United States Court of Appeals, Seventh Circuit
Jun 25, 2009
569 F.3d 718 (7th Cir. 2009)


No. 08-3882.

Argued April 7, 2009.

Decided June 25, 2009.

Appeal from the United States District Court for the Southern District of Illinois, J. Phil Gilbert, J.

George A. Norwood (argued), Office of the United States Attorney, Benton, IL, for Plaintiff-Appellee.

Robert Herman, (argued), Schwartz, Herman Davidson, St. Louis, MO, for Defendant-Appellant.

Before POSNER, RIPPLE and WOOD, Circuit Judges.

Robert Hoke was indicted for the receipt and possession of child pornography in violation of 18 U.S.C. §§ 2252A(a)(2)(A) and 2252A(a)(5)(B). After the Government rested its case, Mr. Hoke pleaded guilty to both counts. He later moved to withdraw his guilty plea, but the district court denied his motion. The court sentenced Mr. Hoke to 121 months' imprisonment and five years' supervised release. In this appeal, Mr. Hoke contends that the court abused its discretion by not allowing him to withdraw his guilty plea. He also claims that the district court denied him his right of allocution in violation of Federal Rule of Criminal Procedure 32(i)(4)(A). For the reasons set forth in this opinion, we affirm the judgment of the district court.

A. Motion to Withdraw Guilty Plea


On January 8, 2008, Mr. Hoke was charged with receipt of child pornography and possession of child pornography. A jury trial commenced on June 16, 2008, and the Government rested its case the following day. After Mr. Hoke heard all of the evidence against him, he pleaded guilty to both counts. Before accepting the plea, the district court advised and questioned Mr. Hoke as required by Rule 11(b)(1) of the Federal Rules of Criminal Procedure. The district court placed Mr. Hoke under oath and questioned him to ensure that he understood English and that he was satisfied with his representation. The court went through each count of the indictment and, although the Government already had presented its evidence during its case-in-chief, required the prosecutor to state, with respect to each count, the evidence upon which the Government relied. The court also assured itself that Mr. Hoke understood the length of the sentence he could receive and the conditions governing his subsequent release. The court also advised him of the rights that he could exercise if he elected to proceed with the trial. With regard to sentencing, the court told Mr. Hoke that the United States Sentencing Guidelines are advisory and that it would consider the Guidelines, any statutory mandatory minimum and the factors enumerated under 18 U.S.C. § 3553(a). Throughout the process, the court ensured that Mr. Hoke understood the advice given to him. After verifying that no threats or promises had been made to Mr. Hoke and determining that his plea was a "free and voluntary act," the court accepted his guilty plea. R.94 at 8.

On August 18, Mr. Hoke wrote a letter to the court seeking to withdraw his plea of guilty. Two days later, Mr. Hoke's attorney moved to withdraw as counsel; the district court granted the motion and appointed new counsel. On October 1, Mr. Hoke moved to withdraw his guilty plea under Federal Rule of Criminal Procedure 11(d)(2)(B).

** Provided data **
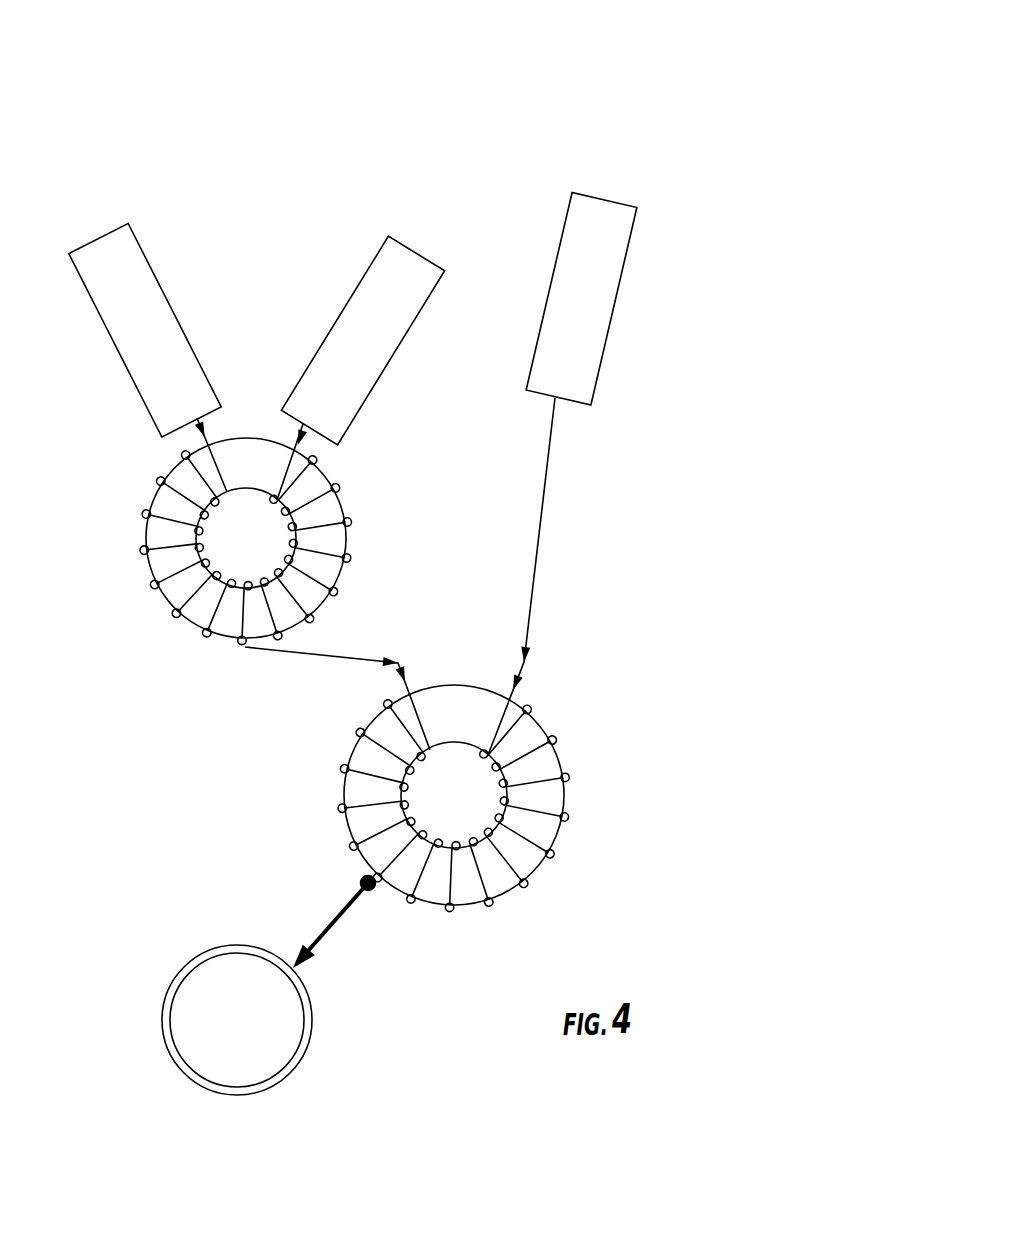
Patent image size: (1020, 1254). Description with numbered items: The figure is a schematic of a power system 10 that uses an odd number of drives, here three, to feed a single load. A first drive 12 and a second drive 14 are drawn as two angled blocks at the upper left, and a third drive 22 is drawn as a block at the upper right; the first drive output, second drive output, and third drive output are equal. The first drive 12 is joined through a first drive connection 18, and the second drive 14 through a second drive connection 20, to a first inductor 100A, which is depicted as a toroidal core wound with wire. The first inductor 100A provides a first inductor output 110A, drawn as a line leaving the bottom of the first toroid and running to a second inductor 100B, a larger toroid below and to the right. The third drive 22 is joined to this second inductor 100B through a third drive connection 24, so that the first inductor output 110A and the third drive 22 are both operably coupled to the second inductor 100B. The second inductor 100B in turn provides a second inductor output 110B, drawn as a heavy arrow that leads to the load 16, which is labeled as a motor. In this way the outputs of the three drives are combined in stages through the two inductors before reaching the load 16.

** Stated goal A **
According to the court opinion, what sentence did the district court impose on Mr. Hoke?
** Stated goal B **
Reproduce the part of the court opinion that opens with the words containing "Robert Hoke was" and closes with "the district court.".
** Stated goal C **
List every rule of the Federal Rules of Criminal Procedure that the court opinion cites.
The data that comes after the court opinion is separate material.

** Final result A **
It sentenced him to 121 months' imprisonment and five years' supervised release.

** Final result B **
Robert Hoke was indicted for the receipt and possession of child pornography in violation of 18 U.S.C. §§ 2252A(a)(2)(A) and 2252A(a)(5)(B). After the Government rested its case, Mr. Hoke pleaded guilty to both counts. He later moved to withdraw his guilty plea, but the district court denied his motion. The court sentenced Mr. Hoke to 121 months' imprisonment and five years' supervised release. In this appeal, Mr. Hoke contends that the court abused its discretion by not allowing him to withdraw his guilty plea. He also claims that the district court denied him his right of allocution in violation of Federal Rule of Criminal Procedure 32(i)(4)(A). For the reasons set forth in this opinion, we affirm the judgment of the district court.

** Final result C **
Rule 32(i)(4)(A), Rule 11(b)(1), Rule 11(d)(2)(B)